Material for this task =

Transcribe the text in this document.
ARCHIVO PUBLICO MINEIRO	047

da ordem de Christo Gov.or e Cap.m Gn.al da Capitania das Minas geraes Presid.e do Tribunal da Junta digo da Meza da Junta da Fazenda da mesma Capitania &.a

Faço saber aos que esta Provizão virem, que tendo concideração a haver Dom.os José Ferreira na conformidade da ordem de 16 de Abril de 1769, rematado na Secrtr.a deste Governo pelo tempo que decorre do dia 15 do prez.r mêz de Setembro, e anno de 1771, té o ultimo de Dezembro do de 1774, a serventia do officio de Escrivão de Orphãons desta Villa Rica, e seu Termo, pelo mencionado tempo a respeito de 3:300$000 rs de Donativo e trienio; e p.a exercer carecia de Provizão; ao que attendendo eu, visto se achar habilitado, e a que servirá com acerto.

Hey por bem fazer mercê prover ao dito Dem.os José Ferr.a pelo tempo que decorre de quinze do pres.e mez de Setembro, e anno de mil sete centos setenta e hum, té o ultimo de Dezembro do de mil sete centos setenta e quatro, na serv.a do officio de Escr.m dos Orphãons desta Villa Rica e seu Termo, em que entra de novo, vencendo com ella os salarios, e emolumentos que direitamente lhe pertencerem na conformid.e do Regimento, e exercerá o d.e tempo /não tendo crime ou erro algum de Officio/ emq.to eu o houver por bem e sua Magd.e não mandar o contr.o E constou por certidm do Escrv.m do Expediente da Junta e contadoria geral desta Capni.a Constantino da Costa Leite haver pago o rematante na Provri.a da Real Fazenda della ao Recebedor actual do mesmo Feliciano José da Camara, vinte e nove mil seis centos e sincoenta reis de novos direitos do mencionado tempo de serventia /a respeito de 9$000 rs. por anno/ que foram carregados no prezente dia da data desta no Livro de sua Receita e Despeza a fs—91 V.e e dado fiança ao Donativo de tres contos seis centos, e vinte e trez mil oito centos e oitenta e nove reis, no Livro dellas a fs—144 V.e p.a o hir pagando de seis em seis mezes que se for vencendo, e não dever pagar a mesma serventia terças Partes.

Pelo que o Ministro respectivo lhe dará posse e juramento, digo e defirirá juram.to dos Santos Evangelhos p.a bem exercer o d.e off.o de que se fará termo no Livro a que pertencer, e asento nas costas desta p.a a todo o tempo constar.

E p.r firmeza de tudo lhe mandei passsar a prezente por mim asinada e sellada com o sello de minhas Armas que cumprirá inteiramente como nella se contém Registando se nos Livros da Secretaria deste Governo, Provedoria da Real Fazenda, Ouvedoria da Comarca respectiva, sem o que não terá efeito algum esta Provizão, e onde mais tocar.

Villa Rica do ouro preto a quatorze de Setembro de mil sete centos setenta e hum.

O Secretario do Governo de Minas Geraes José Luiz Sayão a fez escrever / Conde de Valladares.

Exercise directions = Repeat the data above, word for word.

Task result =
Transcribe the text in this document.
ARCHIVO PUBLICO MINEIRO	047

da ordem de Christo Gov.or e Cap.m Gn.al da Capitania das Minas geraes Presid.e do Tribunal da Junta digo da Meza da Junta da Fazenda da mesma Capitania &.a

Faço saber aos que esta Provizão virem, que tendo concideração a haver Dom.os José Ferreira na conformidade da ordem de 16 de Abril de 1769, rematado na Secrtr.a deste Governo pelo tempo que decorre do dia 15 do prez.r mêz de Setembro, e anno de 1771, té o ultimo de Dezembro do de 1774, a serventia do officio de Escrivão de Orphãons desta Villa Rica, e seu Termo, pelo mencionado tempo a respeito de 3:300$000 rs de Donativo e trienio; e p.a exercer carecia de Provizão; ao que attendendo eu, visto se achar habilitado, e a que servirá com acerto.

Hey por bem fazer mercê prover ao dito Dem.os José Ferr.a pelo tempo que decorre de quinze do pres.e mez de Setembro, e anno de mil sete centos setenta e hum, té o ultimo de Dezembro do de mil sete centos setenta e quatro, na serv.a do officio de Escr.m dos Orphãons desta Villa Rica e seu Termo, em que entra de novo, vencendo com ella os salarios, e emolumentos que direitamente lhe pertencerem na conformid.e do Regimento, e exercerá o d.e tempo /não tendo crime ou erro algum de Officio/ emq.to eu o houver por bem e sua Magd.e não mandar o contr.o E constou por certidm do Escrv.m do Expediente da Junta e contadoria geral desta Capni.a Constantino da Costa Leite haver pago o rematante na Provri.a da Real Fazenda della ao Recebedor actual do mesmo Feliciano José da Camara, vinte e nove mil seis centos e sincoenta reis de novos direitos do mencionado tempo de serventia /a respeito de 9$000 rs. por anno/ que foram carregados no prezente dia da data desta no Livro de sua Receita e Despeza a fs—91 V.e e dado fiança ao Donativo de tres contos seis centos, e vinte e trez mil oito centos e oitenta e nove reis, no Livro dellas a fs—144 V.e p.a o hir pagando de seis em seis mezes que se for vencendo, e não dever pagar a mesma serventia terças Partes.

Pelo que o Ministro respectivo lhe dará posse e juramento, digo e defirirá juram.to dos Santos Evangelhos p.a bem exercer o d.e off.o de que se fará termo no Livro a que pertencer, e asento nas costas desta p.a a todo o tempo constar.

E p.r firmeza de tudo lhe mandei passsar a prezente por mim asinada e sellada com o sello de minhas Armas que cumprirá inteiramente como nella se contém Registando se nos Livros da Secretaria deste Governo, Provedoria da Real Fazenda, Ouvedoria da Comarca respectiva, sem o que não terá efeito algum esta Provizão, e onde mais tocar.

Villa Rica do ouro preto a quatorze de Setembro de mil sete centos setenta e hum.

O Secretario do Governo de Minas Geraes José Luiz Sayão a fez escrever / Conde de Valladares.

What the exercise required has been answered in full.